Stored data:
________________________
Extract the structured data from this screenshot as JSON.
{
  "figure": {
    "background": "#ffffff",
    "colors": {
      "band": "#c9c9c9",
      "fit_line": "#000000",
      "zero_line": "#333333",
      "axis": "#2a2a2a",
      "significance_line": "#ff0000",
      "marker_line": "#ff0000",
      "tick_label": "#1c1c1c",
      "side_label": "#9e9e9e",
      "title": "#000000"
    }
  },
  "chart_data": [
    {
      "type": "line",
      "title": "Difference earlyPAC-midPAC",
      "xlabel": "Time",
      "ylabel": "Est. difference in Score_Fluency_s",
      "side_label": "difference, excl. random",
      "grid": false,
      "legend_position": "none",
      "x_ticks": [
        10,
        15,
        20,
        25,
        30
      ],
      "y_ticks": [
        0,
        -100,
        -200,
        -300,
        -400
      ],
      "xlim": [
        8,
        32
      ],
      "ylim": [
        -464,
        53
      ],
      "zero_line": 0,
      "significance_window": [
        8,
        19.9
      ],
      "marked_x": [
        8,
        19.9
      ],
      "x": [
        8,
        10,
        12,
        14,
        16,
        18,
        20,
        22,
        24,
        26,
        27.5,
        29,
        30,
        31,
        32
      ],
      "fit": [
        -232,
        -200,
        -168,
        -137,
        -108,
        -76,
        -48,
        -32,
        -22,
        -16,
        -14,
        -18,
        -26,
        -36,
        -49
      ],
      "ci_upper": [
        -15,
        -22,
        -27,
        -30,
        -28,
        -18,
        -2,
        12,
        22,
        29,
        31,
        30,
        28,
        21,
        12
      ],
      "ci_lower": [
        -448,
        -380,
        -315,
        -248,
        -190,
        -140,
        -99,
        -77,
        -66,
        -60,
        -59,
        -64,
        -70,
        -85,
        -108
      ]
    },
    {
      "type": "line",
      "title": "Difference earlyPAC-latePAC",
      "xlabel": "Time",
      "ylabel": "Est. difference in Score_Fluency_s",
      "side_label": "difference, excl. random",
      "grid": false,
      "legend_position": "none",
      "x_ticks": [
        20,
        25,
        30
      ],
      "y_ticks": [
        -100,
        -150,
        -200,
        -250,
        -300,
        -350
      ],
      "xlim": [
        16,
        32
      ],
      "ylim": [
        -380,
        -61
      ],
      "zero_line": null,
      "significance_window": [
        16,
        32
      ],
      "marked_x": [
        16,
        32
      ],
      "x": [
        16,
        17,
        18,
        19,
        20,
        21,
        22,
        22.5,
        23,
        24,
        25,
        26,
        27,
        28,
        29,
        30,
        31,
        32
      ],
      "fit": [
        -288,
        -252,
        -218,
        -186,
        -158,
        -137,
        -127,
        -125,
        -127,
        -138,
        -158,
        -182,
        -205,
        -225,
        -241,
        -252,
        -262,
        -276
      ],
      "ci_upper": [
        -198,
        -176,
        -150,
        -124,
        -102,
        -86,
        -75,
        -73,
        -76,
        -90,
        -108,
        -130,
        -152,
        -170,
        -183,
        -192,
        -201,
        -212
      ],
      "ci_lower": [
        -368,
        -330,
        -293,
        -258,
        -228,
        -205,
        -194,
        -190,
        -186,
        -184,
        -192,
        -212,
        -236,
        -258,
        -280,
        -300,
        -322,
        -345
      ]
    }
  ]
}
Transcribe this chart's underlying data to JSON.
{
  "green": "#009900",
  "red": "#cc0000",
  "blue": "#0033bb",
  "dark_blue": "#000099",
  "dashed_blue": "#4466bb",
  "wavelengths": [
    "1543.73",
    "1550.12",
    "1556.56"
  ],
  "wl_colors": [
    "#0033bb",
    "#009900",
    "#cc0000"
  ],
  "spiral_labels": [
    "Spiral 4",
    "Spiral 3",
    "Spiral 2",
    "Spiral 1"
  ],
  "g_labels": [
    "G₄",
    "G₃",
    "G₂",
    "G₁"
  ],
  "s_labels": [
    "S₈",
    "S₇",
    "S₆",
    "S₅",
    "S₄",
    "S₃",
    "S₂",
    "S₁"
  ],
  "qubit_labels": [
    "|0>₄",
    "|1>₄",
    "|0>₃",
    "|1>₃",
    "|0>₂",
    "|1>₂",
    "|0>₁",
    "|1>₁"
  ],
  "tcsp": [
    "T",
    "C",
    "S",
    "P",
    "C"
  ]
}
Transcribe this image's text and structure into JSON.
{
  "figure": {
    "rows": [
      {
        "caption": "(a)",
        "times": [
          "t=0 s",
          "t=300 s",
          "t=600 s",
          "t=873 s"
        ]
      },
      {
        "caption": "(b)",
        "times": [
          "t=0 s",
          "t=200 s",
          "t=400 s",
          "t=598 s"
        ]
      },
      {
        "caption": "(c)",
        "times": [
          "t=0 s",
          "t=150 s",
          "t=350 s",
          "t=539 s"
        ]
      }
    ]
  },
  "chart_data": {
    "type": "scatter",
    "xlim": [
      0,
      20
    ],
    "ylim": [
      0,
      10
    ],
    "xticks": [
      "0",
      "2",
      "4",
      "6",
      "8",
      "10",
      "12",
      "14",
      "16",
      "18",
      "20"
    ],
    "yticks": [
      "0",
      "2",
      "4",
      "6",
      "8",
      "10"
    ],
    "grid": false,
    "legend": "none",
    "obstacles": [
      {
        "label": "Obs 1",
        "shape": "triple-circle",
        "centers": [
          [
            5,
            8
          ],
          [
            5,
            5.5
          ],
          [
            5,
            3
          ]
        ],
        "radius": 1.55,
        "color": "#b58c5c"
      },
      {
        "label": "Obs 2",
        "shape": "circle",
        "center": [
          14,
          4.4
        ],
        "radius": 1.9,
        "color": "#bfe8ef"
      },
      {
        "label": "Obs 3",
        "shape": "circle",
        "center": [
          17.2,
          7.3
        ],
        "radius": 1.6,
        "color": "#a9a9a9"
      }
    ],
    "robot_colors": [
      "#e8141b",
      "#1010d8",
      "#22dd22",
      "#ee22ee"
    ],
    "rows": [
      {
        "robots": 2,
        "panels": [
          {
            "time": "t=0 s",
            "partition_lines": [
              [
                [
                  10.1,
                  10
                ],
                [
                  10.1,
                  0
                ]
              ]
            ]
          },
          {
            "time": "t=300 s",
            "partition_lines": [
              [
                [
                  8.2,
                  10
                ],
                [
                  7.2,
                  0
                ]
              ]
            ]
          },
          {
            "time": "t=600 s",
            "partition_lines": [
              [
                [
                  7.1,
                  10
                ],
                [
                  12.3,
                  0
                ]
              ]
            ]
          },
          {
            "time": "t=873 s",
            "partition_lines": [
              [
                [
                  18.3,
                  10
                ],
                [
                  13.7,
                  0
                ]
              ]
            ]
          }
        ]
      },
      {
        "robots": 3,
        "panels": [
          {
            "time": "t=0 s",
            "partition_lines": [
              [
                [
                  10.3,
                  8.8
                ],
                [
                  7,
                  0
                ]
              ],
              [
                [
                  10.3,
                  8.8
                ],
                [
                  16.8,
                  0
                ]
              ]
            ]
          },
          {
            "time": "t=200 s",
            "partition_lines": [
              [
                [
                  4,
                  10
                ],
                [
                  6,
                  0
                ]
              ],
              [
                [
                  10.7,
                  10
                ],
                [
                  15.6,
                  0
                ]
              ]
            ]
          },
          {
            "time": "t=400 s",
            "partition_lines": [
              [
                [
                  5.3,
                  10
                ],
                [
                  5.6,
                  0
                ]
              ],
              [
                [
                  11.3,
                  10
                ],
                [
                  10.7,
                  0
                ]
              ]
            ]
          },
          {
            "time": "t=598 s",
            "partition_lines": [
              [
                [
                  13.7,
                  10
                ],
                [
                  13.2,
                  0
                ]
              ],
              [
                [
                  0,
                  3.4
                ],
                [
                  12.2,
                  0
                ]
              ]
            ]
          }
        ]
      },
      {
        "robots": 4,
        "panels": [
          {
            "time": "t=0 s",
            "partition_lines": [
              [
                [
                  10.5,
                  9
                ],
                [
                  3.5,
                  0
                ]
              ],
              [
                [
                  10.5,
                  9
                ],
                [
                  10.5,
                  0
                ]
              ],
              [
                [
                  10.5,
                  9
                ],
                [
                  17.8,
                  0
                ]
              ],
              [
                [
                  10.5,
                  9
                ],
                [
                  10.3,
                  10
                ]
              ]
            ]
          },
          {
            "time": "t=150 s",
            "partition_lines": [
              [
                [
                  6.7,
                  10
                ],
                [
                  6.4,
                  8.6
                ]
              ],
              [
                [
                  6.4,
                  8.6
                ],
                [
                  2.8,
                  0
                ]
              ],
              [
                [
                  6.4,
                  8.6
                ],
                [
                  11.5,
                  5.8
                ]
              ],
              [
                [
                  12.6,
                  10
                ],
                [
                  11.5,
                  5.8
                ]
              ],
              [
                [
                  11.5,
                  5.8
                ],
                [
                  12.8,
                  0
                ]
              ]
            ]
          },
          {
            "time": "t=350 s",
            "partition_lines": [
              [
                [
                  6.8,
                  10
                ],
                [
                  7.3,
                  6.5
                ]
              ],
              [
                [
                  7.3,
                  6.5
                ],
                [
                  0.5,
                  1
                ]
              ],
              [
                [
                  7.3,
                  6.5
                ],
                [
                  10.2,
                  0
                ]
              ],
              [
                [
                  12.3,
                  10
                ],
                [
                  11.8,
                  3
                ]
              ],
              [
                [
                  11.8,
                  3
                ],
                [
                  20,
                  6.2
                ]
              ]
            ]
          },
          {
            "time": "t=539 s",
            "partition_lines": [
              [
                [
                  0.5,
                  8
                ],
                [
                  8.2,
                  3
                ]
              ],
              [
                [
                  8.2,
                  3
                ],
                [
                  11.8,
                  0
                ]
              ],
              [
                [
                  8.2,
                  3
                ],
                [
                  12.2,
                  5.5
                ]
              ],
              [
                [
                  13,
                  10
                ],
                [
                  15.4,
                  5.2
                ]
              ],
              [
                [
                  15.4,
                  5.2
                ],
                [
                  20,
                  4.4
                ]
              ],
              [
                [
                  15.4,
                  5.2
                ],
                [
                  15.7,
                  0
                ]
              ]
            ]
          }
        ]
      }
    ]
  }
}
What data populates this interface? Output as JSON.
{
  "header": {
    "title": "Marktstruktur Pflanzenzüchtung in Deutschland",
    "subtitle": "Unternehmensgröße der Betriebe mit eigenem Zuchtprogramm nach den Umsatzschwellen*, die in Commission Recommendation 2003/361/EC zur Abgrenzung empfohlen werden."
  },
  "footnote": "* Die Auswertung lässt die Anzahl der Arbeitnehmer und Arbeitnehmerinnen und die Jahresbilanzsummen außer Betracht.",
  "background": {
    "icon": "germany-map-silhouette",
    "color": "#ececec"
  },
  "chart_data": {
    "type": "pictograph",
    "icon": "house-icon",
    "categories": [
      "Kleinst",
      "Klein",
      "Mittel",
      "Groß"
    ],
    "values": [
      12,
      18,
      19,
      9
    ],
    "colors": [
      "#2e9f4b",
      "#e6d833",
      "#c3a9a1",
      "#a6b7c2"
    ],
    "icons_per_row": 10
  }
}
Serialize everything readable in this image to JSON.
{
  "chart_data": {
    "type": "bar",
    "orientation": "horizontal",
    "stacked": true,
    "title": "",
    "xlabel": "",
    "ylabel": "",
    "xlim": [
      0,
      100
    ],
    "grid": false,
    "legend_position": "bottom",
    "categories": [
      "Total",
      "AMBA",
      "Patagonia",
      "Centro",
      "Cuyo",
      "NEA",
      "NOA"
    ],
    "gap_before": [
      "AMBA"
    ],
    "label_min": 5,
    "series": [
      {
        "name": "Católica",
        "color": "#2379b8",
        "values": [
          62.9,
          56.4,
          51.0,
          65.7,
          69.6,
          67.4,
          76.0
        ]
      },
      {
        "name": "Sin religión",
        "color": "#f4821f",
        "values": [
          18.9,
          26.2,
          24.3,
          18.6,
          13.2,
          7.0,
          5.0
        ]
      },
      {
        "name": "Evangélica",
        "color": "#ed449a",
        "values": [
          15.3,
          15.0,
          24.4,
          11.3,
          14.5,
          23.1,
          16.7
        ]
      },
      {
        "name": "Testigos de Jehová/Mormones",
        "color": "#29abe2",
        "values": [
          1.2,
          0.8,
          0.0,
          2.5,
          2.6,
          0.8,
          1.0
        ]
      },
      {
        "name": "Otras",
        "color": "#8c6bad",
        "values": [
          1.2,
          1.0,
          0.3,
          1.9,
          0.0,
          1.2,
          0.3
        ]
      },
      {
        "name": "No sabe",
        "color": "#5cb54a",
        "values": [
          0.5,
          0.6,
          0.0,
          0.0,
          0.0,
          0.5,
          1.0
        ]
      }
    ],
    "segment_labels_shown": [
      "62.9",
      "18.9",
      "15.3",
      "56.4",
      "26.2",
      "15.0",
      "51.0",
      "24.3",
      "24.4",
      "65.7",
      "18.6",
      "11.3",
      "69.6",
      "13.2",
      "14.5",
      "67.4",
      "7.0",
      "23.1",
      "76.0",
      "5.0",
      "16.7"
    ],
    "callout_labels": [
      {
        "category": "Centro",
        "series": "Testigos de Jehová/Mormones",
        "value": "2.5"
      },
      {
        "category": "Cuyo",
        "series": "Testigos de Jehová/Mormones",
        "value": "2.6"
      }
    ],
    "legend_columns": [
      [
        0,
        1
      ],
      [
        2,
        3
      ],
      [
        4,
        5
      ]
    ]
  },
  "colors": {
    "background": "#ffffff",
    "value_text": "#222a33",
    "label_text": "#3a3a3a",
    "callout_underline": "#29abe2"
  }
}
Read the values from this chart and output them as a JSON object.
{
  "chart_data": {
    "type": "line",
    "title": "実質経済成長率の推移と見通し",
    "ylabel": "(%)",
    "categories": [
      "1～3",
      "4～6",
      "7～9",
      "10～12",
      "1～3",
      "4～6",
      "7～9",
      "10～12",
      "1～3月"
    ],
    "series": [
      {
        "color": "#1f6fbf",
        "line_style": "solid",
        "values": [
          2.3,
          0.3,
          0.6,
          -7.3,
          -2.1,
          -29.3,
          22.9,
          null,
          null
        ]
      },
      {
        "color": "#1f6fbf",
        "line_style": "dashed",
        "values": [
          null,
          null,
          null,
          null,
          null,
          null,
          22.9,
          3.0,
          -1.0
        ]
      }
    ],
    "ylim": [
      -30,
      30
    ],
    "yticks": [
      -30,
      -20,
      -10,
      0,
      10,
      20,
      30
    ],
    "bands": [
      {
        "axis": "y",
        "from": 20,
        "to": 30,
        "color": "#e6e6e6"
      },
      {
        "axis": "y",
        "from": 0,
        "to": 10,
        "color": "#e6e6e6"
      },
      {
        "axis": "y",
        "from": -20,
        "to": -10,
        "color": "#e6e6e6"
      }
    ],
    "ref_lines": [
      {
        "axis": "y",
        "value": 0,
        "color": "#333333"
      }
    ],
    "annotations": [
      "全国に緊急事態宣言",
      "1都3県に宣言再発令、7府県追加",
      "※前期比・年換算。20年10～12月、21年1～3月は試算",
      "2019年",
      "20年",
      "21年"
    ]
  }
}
________________________
Instructions to follow -
Find the count of lines in the data above where the string "type" occurs. Provide that number alone.

Task answer -
6